→ Given request
Copy out all of the data below with no alterations.

→ Given records
---*---
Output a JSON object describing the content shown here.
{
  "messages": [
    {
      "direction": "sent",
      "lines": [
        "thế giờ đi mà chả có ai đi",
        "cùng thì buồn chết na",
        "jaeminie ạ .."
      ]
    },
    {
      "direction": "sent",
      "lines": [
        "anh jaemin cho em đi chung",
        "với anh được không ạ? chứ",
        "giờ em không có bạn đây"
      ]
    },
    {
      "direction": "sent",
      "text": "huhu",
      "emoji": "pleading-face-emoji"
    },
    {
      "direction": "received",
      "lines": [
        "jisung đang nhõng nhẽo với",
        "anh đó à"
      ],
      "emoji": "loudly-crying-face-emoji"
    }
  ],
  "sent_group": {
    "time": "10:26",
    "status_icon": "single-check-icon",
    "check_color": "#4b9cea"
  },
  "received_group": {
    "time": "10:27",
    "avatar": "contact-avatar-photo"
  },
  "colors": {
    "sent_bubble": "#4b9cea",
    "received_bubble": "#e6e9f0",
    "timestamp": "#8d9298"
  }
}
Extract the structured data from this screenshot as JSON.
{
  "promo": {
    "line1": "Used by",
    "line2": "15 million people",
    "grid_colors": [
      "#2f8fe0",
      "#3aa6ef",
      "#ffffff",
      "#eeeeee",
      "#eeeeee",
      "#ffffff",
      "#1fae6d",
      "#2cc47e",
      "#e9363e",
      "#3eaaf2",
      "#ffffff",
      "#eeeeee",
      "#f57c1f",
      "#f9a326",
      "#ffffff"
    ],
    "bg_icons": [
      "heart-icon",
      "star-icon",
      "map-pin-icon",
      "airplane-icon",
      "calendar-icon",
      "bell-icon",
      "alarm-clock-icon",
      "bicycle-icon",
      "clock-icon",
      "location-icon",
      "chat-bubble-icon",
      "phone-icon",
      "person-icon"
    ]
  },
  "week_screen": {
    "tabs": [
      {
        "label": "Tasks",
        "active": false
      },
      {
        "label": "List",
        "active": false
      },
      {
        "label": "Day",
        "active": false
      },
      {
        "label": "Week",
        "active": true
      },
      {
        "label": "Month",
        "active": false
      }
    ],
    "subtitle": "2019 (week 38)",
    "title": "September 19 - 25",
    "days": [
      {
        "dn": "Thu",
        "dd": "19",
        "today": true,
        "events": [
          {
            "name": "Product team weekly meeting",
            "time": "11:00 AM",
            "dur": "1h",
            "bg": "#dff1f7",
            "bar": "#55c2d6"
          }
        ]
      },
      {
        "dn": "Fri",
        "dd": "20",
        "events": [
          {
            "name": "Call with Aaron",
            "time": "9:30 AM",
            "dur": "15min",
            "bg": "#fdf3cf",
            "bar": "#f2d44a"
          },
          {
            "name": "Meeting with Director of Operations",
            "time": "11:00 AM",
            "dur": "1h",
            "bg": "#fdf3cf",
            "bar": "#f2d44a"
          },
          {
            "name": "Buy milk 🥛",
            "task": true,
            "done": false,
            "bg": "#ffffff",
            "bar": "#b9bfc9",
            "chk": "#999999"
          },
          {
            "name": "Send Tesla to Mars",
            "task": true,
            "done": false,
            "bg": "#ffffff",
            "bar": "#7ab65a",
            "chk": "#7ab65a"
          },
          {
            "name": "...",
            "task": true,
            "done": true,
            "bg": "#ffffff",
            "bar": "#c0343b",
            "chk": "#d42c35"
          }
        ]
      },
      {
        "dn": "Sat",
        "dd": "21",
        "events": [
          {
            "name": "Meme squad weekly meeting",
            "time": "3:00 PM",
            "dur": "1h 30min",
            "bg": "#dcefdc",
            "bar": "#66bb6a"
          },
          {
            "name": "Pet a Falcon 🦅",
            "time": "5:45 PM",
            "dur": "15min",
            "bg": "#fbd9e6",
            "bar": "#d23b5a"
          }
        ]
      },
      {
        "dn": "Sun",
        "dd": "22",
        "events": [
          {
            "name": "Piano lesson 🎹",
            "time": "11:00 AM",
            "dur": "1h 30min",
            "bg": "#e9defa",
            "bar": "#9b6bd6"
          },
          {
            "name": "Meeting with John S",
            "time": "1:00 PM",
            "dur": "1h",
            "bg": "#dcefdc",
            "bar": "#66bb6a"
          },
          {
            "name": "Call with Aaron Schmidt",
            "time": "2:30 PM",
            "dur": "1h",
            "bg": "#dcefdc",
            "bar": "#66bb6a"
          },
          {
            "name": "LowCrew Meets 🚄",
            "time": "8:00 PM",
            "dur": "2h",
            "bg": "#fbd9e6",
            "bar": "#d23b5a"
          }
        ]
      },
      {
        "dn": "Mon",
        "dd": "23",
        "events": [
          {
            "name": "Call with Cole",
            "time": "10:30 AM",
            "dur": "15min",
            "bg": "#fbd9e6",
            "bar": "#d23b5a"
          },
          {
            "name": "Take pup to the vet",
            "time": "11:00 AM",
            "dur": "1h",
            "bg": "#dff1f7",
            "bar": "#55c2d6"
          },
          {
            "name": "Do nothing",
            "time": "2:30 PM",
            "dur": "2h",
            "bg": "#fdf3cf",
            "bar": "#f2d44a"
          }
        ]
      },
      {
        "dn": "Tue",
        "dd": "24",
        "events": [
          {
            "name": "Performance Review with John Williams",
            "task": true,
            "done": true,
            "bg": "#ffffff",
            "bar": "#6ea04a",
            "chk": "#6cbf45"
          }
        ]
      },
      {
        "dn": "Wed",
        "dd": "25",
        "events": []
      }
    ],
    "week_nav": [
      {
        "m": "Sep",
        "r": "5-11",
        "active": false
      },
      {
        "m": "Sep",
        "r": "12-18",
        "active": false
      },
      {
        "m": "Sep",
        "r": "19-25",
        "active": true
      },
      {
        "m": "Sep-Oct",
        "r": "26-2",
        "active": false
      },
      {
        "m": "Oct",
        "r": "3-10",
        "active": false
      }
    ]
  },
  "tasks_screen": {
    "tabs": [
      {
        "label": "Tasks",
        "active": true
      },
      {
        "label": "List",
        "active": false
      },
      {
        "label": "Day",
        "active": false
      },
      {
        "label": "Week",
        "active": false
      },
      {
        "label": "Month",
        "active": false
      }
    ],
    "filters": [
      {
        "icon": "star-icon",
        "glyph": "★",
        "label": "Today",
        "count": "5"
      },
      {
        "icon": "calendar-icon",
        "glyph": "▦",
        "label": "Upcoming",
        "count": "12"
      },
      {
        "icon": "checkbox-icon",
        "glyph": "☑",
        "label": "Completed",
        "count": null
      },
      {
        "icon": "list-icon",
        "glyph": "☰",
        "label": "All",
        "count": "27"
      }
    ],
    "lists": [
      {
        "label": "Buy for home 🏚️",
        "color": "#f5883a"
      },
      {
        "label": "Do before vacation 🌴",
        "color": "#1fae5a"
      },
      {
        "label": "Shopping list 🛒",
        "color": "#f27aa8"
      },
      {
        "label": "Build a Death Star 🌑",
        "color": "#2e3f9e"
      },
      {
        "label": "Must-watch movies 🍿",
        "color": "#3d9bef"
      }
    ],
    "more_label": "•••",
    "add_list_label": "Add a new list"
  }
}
---*---
→ Correct answer
Output a JSON object describing the content shown here.
{
  "messages": [
    {
      "direction": "sent",
      "lines": [
        "thế giờ đi mà chả có ai đi",
        "cùng thì buồn chết na",
        "jaeminie ạ .."
      ]
    },
    {
      "direction": "sent",
      "lines": [
        "anh jaemin cho em đi chung",
        "với anh được không ạ? chứ",
        "giờ em không có bạn đây"
      ]
    },
    {
      "direction": "sent",
      "text": "huhu",
      "emoji": "pleading-face-emoji"
    },
    {
      "direction": "received",
      "lines": [
        "jisung đang nhõng nhẽo với",
        "anh đó à"
      ],
      "emoji": "loudly-crying-face-emoji"
    }
  ],
  "sent_group": {
    "time": "10:26",
    "status_icon": "single-check-icon",
    "check_color": "#4b9cea"
  },
  "received_group": {
    "time": "10:27",
    "avatar": "contact-avatar-photo"
  },
  "colors": {
    "sent_bubble": "#4b9cea",
    "received_bubble": "#e6e9f0",
    "timestamp": "#8d9298"
  }
}
Extract the structured data from this screenshot as JSON.
{
  "promo": {
    "line1": "Used by",
    "line2": "15 million people",
    "grid_colors": [
      "#2f8fe0",
      "#3aa6ef",
      "#ffffff",
      "#eeeeee",
      "#eeeeee",
      "#ffffff",
      "#1fae6d",
      "#2cc47e",
      "#e9363e",
      "#3eaaf2",
      "#ffffff",
      "#eeeeee",
      "#f57c1f",
      "#f9a326",
      "#ffffff"
    ],
    "bg_icons": [
      "heart-icon",
      "star-icon",
      "map-pin-icon",
      "airplane-icon",
      "calendar-icon",
      "bell-icon",
      "alarm-clock-icon",
      "bicycle-icon",
      "clock-icon",
      "location-icon",
      "chat-bubble-icon",
      "phone-icon",
      "person-icon"
    ]
  },
  "week_screen": {
    "tabs": [
      {
        "label": "Tasks",
        "active": false
      },
      {
        "label": "List",
        "active": false
      },
      {
        "label": "Day",
        "active": false
      },
      {
        "label": "Week",
        "active": true
      },
      {
        "label": "Month",
        "active": false
      }
    ],
    "subtitle": "2019 (week 38)",
    "title": "September 19 - 25",
    "days": [
      {
        "dn": "Thu",
        "dd": "19",
        "today": true,
        "events": [
          {
            "name": "Product team weekly meeting",
            "time": "11:00 AM",
            "dur": "1h",
            "bg": "#dff1f7",
            "bar": "#55c2d6"
          }
        ]
      },
      {
        "dn": "Fri",
        "dd": "20",
        "events": [
          {
            "name": "Call with Aaron",
            "time": "9:30 AM",
            "dur": "15min",
            "bg": "#fdf3cf",
            "bar": "#f2d44a"
          },
          {
            "name": "Meeting with Director of Operations",
            "time": "11:00 AM",
            "dur": "1h",
            "bg": "#fdf3cf",
            "bar": "#f2d44a"
          },
          {
            "name": "Buy milk 🥛",
            "task": true,
            "done": false,
            "bg": "#ffffff",
            "bar": "#b9bfc9",
            "chk": "#999999"
          },
          {
            "name": "Send Tesla to Mars",
            "task": true,
            "done": false,
            "bg": "#ffffff",
            "bar": "#7ab65a",
            "chk": "#7ab65a"
          },
          {
            "name": "...",
            "task": true,
            "done": true,
            "bg": "#ffffff",
            "bar": "#c0343b",
            "chk": "#d42c35"
          }
        ]
      },
      {
        "dn": "Sat",
        "dd": "21",
        "events": [
          {
            "name": "Meme squad weekly meeting",
            "time": "3:00 PM",
            "dur": "1h 30min",
            "bg": "#dcefdc",
            "bar": "#66bb6a"
          },
          {
            "name": "Pet a Falcon 🦅",
            "time": "5:45 PM",
            "dur": "15min",
            "bg": "#fbd9e6",
            "bar": "#d23b5a"
          }
        ]
      },
      {
        "dn": "Sun",
        "dd": "22",
        "events": [
          {
            "name": "Piano lesson 🎹",
            "time": "11:00 AM",
            "dur": "1h 30min",
            "bg": "#e9defa",
            "bar": "#9b6bd6"
          },
          {
            "name": "Meeting with John S",
            "time": "1:00 PM",
            "dur": "1h",
            "bg": "#dcefdc",
            "bar": "#66bb6a"
          },
          {
            "name": "Call with Aaron Schmidt",
            "time": "2:30 PM",
            "dur": "1h",
            "bg": "#dcefdc",
            "bar": "#66bb6a"
          },
          {
            "name": "LowCrew Meets 🚄",
            "time": "8:00 PM",
            "dur": "2h",
            "bg": "#fbd9e6",
            "bar": "#d23b5a"
          }
        ]
      },
      {
        "dn": "Mon",
        "dd": "23",
        "events": [
          {
            "name": "Call with Cole",
            "time": "10:30 AM",
            "dur": "15min",
            "bg": "#fbd9e6",
            "bar": "#d23b5a"
          },
          {
            "name": "Take pup to the vet",
            "time": "11:00 AM",
            "dur": "1h",
            "bg": "#dff1f7",
            "bar": "#55c2d6"
          },
          {
            "name": "Do nothing",
            "time": "2:30 PM",
            "dur": "2h",
            "bg": "#fdf3cf",
            "bar": "#f2d44a"
          }
        ]
      },
      {
        "dn": "Tue",
        "dd": "24",
        "events": [
          {
            "name": "Performance Review with John Williams",
            "task": true,
            "done": true,
            "bg": "#ffffff",
            "bar": "#6ea04a",
            "chk": "#6cbf45"
          }
        ]
      },
      {
        "dn": "Wed",
        "dd": "25",
        "events": []
      }
    ],
    "week_nav": [
      {
        "m": "Sep",
        "r": "5-11",
        "active": false
      },
      {
        "m": "Sep",
        "r": "12-18",
        "active": false
      },
      {
        "m": "Sep",
        "r": "19-25",
        "active": true
      },
      {
        "m": "Sep-Oct",
        "r": "26-2",
        "active": false
      },
      {
        "m": "Oct",
        "r": "3-10",
        "active": false
      }
    ]
  },
  "tasks_screen": {
    "tabs": [
      {
        "label": "Tasks",
        "active": true
      },
      {
        "label": "List",
        "active": false
      },
      {
        "label": "Day",
        "active": false
      },
      {
        "label": "Week",
        "active": false
      },
      {
        "label": "Month",
        "active": false
      }
    ],
    "filters": [
      {
        "icon": "star-icon",
        "glyph": "★",
        "label": "Today",
        "count": "5"
      },
      {
        "icon": "calendar-icon",
        "glyph": "▦",
        "label": "Upcoming",
        "count": "12"
      },
      {
        "icon": "checkbox-icon",
        "glyph": "☑",
        "label": "Completed",
        "count": null
      },
      {
        "icon": "list-icon",
        "glyph": "☰",
        "label": "All",
        "count": "27"
      }
    ],
    "lists": [
      {
        "label": "Buy for home 🏚️",
        "color": "#f5883a"
      },
      {
        "label": "Do before vacation 🌴",
        "color": "#1fae5a"
      },
      {
        "label": "Shopping list 🛒",
        "color": "#f27aa8"
      },
      {
        "label": "Build a Death Star 🌑",
        "color": "#2e3f9e"
      },
      {
        "label": "Must-watch movies 🍿",
        "color": "#3d9bef"
      }
    ],
    "more_label": "•••",
    "add_list_label": "Add a new list"
  }
}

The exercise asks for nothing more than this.